**Do this:**
A verbatim copy of the records is required, with all pictures left out.

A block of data
------------------------------

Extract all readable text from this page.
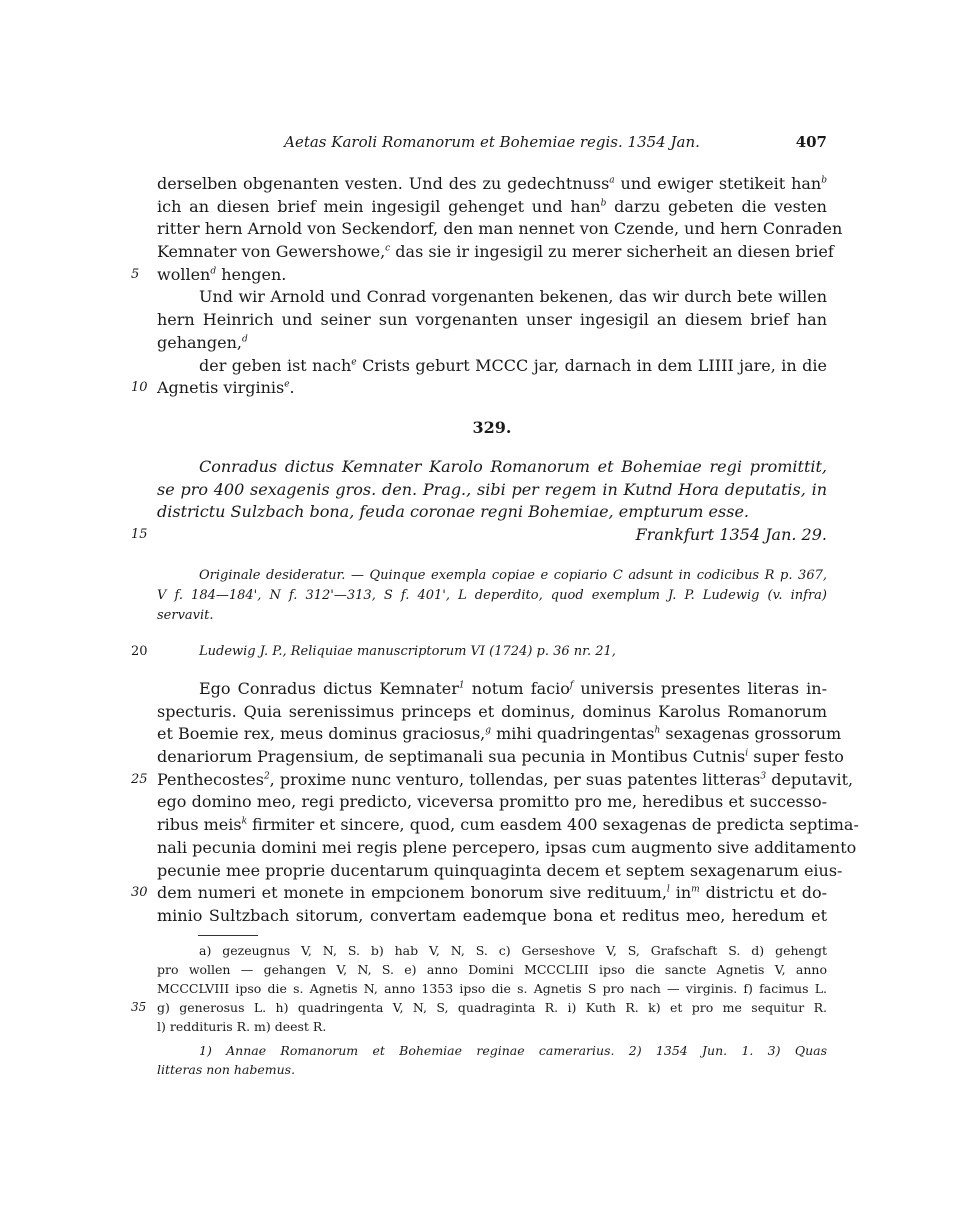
Aetas Karoli Romanorum et Bohemiae regis. 1354 Jan.	407
derselben obgenanten vesten. Und des zu gedechtnuss$^a$ und ewiger stetikeit han$^b$
ich an diesen brief mein ingesigil gehenget und han$^b$ darzu gebeten die vesten
ritter hern Arnold von Seckendorf, den man nennet von Czende, und hern Conraden
Kemnater von Gewershowe,$^c$ das sie ir ingesigil zu merer sicherheit an diesen brief
5	wollen$^d$ hengen.
Und wir Arnold und Conrad vorgenanten bekenen, das wir durch bete willen
hern Heinrich und seiner sun vorgenanten unser ingesigil an diesem brief han
gehangen,$^d$
der geben ist nach$^e$ Crists geburt MCCC jar, darnach in dem LIIII jare, in die
10 Agnetis virginis$^e$.
329.
Conradus dictus Kemnater Karolo Romanorum et Bohemiae regi promittit,
se pro 400 sexagenis gros. den. Prag., sibi per regem in Kutnd Hora deputatis, in
districtu Sulzbach bona, feuda coronae regni Bohemiae, empturum esse.
15	Frankfurt 1354 Jan. 29.
Originale desideratur. — Quinque exempla copiae e copiario C adsunt in codicibus R p. 367,
V f. 184—184', N f. 312'—313, S f. 401', L deperdito, quod exemplum J. P. Ludewig (v. infra)
servavit.
20	Ludewig J. P., Reliquiae manuscriptorum VI (1724) p. 36 nr. 21,
Ego Conradus dictus Kemnater$^1$ notum facio$^f$ universis presentes literas in-
specturis. Quia serenissimus princeps et dominus, dominus Karolus Romanorum
et Boemie rex, meus dominus graciosus,$^g$ mihi quadringentas$^h$ sexagenas grossorum
denariorum Pragensium, de septimanali sua pecunia in Montibus Cutnis$^i$ super festo
25 Penthecostes$^2$, proxime nunc venturo, tollendas, per suas patentes litteras$^3$ deputavit,
ego domino meo, regi predicto, viceversa promitto pro me, heredibus et successo-
ribus meis$^k$ firmiter et sincere, quod, cum easdem 400 sexagenas de predicta septima-
nali pecunia domini mei regis plene percepero, ipsas cum augmento sive additamento
pecunie mee proprie ducentarum quinquaginta decem et septem sexagenarum eius-
30 dem numeri et monete in empcionem bonorum sive redituum,$^l$ $in^m$ districtu et do-
minio Sultzbach sitorum, convertam eademque bona et reditus meo, heredum et
a) gezeugnus V, N, S. b) hab V, N, S. c) Gerseshove V, S, Grafschaft S. d) gehengt
pro wollen — gehangen V, N, S. e) anno Domini MCCCLIII ipso die sancte Agnetis V, anno
MCCCLVIII ipso die s. Agnetis N, anno 1353 ipso die s. Agnetis S pro nach — virginis. f) facimus L.
35 g) generosus L. h) quadringenta V, N, S, quadraginta R. i) Kuth R. k) et pro me sequitur R.
l) reddituris R. m) deest R.
1) Annae Romanorum et Bohemiae reginae camerarius. 2) 1354 Jun. 1. 3) Quas
litteras non habemus.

------------------------------

**Response:**
Extract all readable text from this page.
Aetas Karoli Romanorum et Bohemiae regis. 1354 Jan.	407
derselben obgenanten vesten. Und des zu gedechtnuss$^a$ und ewiger stetikeit han$^b$
ich an diesen brief mein ingesigil gehenget und han$^b$ darzu gebeten die vesten
ritter hern Arnold von Seckendorf, den man nennet von Czende, und hern Conraden
Kemnater von Gewershowe,$^c$ das sie ir ingesigil zu merer sicherheit an diesen brief
5	wollen$^d$ hengen.
Und wir Arnold und Conrad vorgenanten bekenen, das wir durch bete willen
hern Heinrich und seiner sun vorgenanten unser ingesigil an diesem brief han
gehangen,$^d$
der geben ist nach$^e$ Crists geburt MCCC jar, darnach in dem LIIII jare, in die
10 Agnetis virginis$^e$.
329.
Conradus dictus Kemnater Karolo Romanorum et Bohemiae regi promittit,
se pro 400 sexagenis gros. den. Prag., sibi per regem in Kutnd Hora deputatis, in
districtu Sulzbach bona, feuda coronae regni Bohemiae, empturum esse.
15	Frankfurt 1354 Jan. 29.
Originale desideratur. — Quinque exempla copiae e copiario C adsunt in codicibus R p. 367,
V f. 184—184', N f. 312'—313, S f. 401', L deperdito, quod exemplum J. P. Ludewig (v. infra)
servavit.
20	Ludewig J. P., Reliquiae manuscriptorum VI (1724) p. 36 nr. 21,
Ego Conradus dictus Kemnater$^1$ notum facio$^f$ universis presentes literas in-
specturis. Quia serenissimus princeps et dominus, dominus Karolus Romanorum
et Boemie rex, meus dominus graciosus,$^g$ mihi quadringentas$^h$ sexagenas grossorum
denariorum Pragensium, de septimanali sua pecunia in Montibus Cutnis$^i$ super festo
25 Penthecostes$^2$, proxime nunc venturo, tollendas, per suas patentes litteras$^3$ deputavit,
ego domino meo, regi predicto, viceversa promitto pro me, heredibus et successo-
ribus meis$^k$ firmiter et sincere, quod, cum easdem 400 sexagenas de predicta septima-
nali pecunia domini mei regis plene percepero, ipsas cum augmento sive additamento
pecunie mee proprie ducentarum quinquaginta decem et septem sexagenarum eius-
30 dem numeri et monete in empcionem bonorum sive redituum,$^l$ $in^m$ districtu et do-
minio Sultzbach sitorum, convertam eademque bona et reditus meo, heredum et
a) gezeugnus V, N, S. b) hab V, N, S. c) Gerseshove V, S, Grafschaft S. d) gehengt
pro wollen — gehangen V, N, S. e) anno Domini MCCCLIII ipso die sancte Agnetis V, anno
MCCCLVIII ipso die s. Agnetis N, anno 1353 ipso die s. Agnetis S pro nach — virginis. f) facimus L.
35 g) generosus L. h) quadringenta V, N, S, quadraginta R. i) Kuth R. k) et pro me sequitur R.
l) reddituris R. m) deest R.
1) Annae Romanorum et Bohemiae reginae camerarius. 2) 1354 Jun. 1. 3) Quas
litteras non habemus.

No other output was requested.